What is being asked:
Report all lines from the entries below in which "再转化为电能" appears.

Data excerpts:
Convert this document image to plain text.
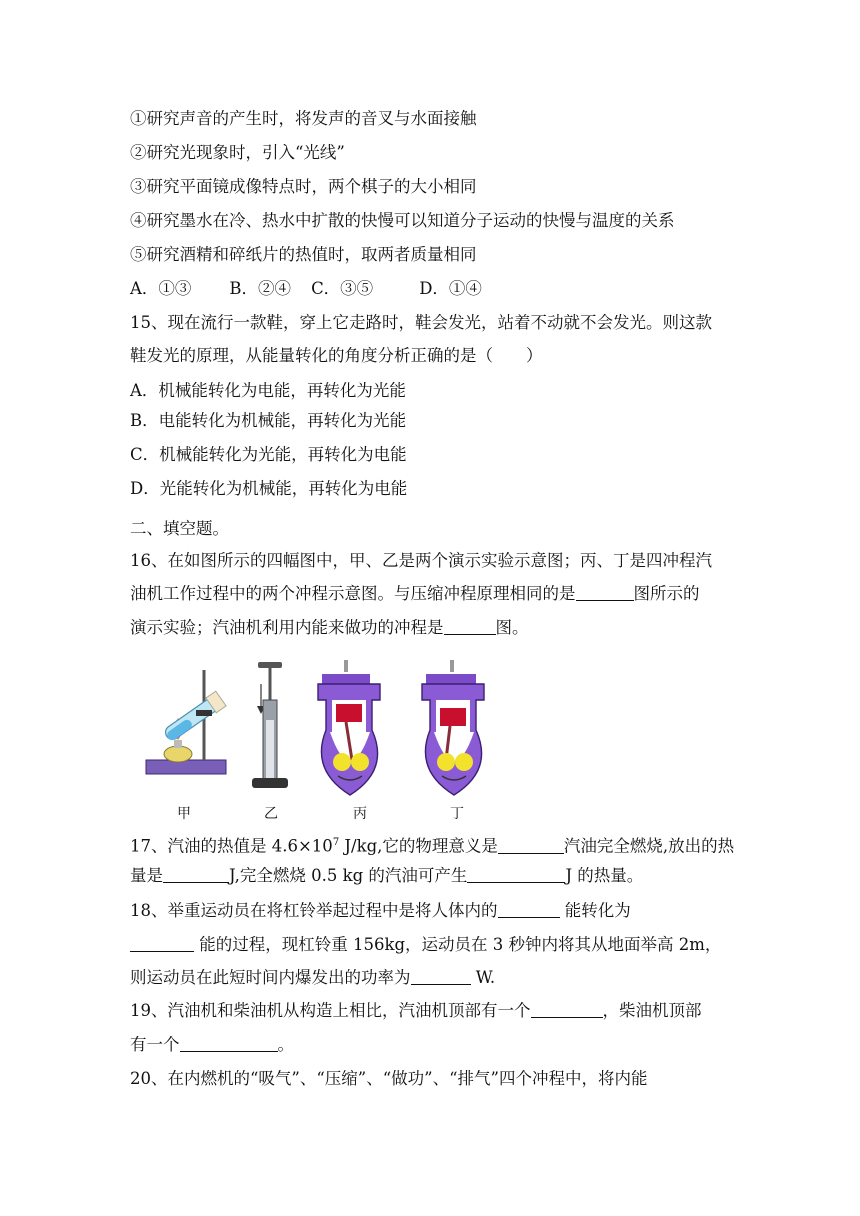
①研究声音的产生时，将发声的音叉与水面接触
②研究光现象时，引入“光线”
③研究平面镜成像特点时，两个棋子的大小相同
④研究墨水在冷、热水中扩散的快慢可以知道分子运动的快慢与温度的关系
⑤研究酒精和碎纸片的热值时，取两者质量相同
A．①③ B．②④ C．③⑤	D．①④
15、现在流行一款鞋，穿上它走路时，鞋会发光，站着不动就不会发光。则这款
鞋发光的原理，从能量转化的角度分析正确的是（　　）
A．机械能转化为电能，再转化为光能
B．电能转化为机械能，再转化为光能
C．机械能转化为光能，再转化为电能
D．光能转化为机械能，再转化为电能
二、填空题。
16、在如图所示的四幅图中，甲、乙是两个演示实验示意图；丙、丁是四冲程汽
油机工作过程中的两个冲程示意图。与压缩冲程原理相同的是	图所示的
演示实验；汽油机利用内能来做功的冲程是	图。
甲	乙	丙	丁
17、汽油的热值是 $4.6\times 10^7$ J/kg,它的物理意义是	汽油完全燃烧,放出的热
量是	J,完全燃烧 0.5 kg 的汽油可产生	J 的热量。
18、举重运动员在将杠铃举起过程中是将人体内的	能转化为
能的过程，现杠铃重 156kg，运动员在 3 秒钟内将其从地面举高 2m，
则运动员在此短时间内爆发出的功率为	W.
19、汽油机和柴油机从构造上相比，汽油机顶部有一个	，柴油机顶部
有一个	。
20、在内燃机的“吸气”、“压缩”、“做功”、“排气”四个冲程中，将内能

Worked answer:
C．机械能转化为光能，再转化为电能
D．光能转化为机械能，再转化为电能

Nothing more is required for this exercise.